Start of Supplied passage

Tuesday, October 28, 2008

Ooh, ooh, there's more!

Google has worked out a settlement with the Authors Guild and the Association of American Publishers over Google’s book-scanning project.

The company and the book groups said Google would pay $125 million and legal fees to resolve claims by authors and publishers. Several universities have agreed to let Google scan their libraries and make the texts fully searchable online. But the Authors Guild and the Association of American Publishers sued in 2005, arguing that the plan violated copyright protections.

Google’s payment will go toward the creation of a Book Rights Registry, which would allow holders of United States copyrights on books to register their work so they can get a cut of Internet ad revenue and online book sales.

According to a statement issued Tuesday by the Authors Guild, the Association of American Publishers and Google, the agreement “will expand online access to millions of in-copyright books and other written materials in the U.S. from the collections of a number of major U.S. libraries participating in Google Book Search.”

End of Supplied passage
Start of Available data

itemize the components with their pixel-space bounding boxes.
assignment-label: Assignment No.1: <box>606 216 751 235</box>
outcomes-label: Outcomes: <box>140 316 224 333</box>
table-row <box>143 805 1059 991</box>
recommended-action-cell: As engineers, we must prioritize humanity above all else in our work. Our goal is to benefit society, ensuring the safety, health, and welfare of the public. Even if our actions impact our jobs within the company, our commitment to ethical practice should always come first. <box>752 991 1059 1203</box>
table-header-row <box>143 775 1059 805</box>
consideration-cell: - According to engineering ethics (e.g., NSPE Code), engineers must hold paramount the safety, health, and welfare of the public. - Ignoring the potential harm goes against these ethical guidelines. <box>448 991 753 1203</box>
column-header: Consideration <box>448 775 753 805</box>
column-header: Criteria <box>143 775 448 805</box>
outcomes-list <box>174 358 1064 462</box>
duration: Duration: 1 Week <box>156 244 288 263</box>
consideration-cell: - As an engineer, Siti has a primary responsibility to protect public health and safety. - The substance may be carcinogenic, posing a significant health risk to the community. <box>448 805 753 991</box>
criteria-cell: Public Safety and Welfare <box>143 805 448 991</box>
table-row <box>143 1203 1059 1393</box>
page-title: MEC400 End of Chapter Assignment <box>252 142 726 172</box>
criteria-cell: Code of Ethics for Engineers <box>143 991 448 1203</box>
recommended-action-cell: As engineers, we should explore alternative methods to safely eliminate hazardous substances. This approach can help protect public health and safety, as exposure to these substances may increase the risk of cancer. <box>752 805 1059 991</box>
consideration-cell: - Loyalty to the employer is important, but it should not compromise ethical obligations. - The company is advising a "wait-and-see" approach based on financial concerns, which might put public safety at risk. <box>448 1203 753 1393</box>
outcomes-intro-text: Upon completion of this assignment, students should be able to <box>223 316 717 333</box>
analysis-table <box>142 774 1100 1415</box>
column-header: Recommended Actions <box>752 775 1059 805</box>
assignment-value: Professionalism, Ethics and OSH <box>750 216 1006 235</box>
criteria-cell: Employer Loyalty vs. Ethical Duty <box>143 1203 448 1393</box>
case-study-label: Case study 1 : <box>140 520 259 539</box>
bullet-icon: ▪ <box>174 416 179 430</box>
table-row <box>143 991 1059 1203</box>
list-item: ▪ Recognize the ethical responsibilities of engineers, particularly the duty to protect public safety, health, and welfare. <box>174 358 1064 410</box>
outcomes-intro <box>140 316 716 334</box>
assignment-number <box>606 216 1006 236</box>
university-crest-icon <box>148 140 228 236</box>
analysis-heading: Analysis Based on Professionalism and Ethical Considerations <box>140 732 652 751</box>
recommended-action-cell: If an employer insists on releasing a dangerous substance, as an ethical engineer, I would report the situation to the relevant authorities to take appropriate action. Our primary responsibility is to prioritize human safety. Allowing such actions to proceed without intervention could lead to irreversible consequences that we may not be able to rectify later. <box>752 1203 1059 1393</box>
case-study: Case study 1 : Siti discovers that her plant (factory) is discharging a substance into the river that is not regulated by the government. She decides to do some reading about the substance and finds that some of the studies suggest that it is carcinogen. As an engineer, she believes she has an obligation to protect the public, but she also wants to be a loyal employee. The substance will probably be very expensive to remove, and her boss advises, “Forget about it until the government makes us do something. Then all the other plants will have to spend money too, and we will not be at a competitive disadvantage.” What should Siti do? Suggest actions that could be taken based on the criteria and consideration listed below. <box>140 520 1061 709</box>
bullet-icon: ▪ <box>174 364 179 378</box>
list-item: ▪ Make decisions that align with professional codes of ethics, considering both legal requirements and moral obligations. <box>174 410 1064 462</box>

End of Available data

Continue the blog post about Google's book-scanning settlement, starting immediately after its final sentence.

Output of the exercise:
(New York Times October 28, 2008, crediting Associated Press)

Tip of the hat to Judith Wright, who posted a brief note to lawlibdir-l about the press announcement Google released about this. It actually means that perhaps the copyrighted materials in the GoogleBooks project (and maybe the HathiTrust, too!) may become accessible to searchers on a pay-per-view basis. That would actually be more profitable to the authors any way, and certainly make the materials more useful.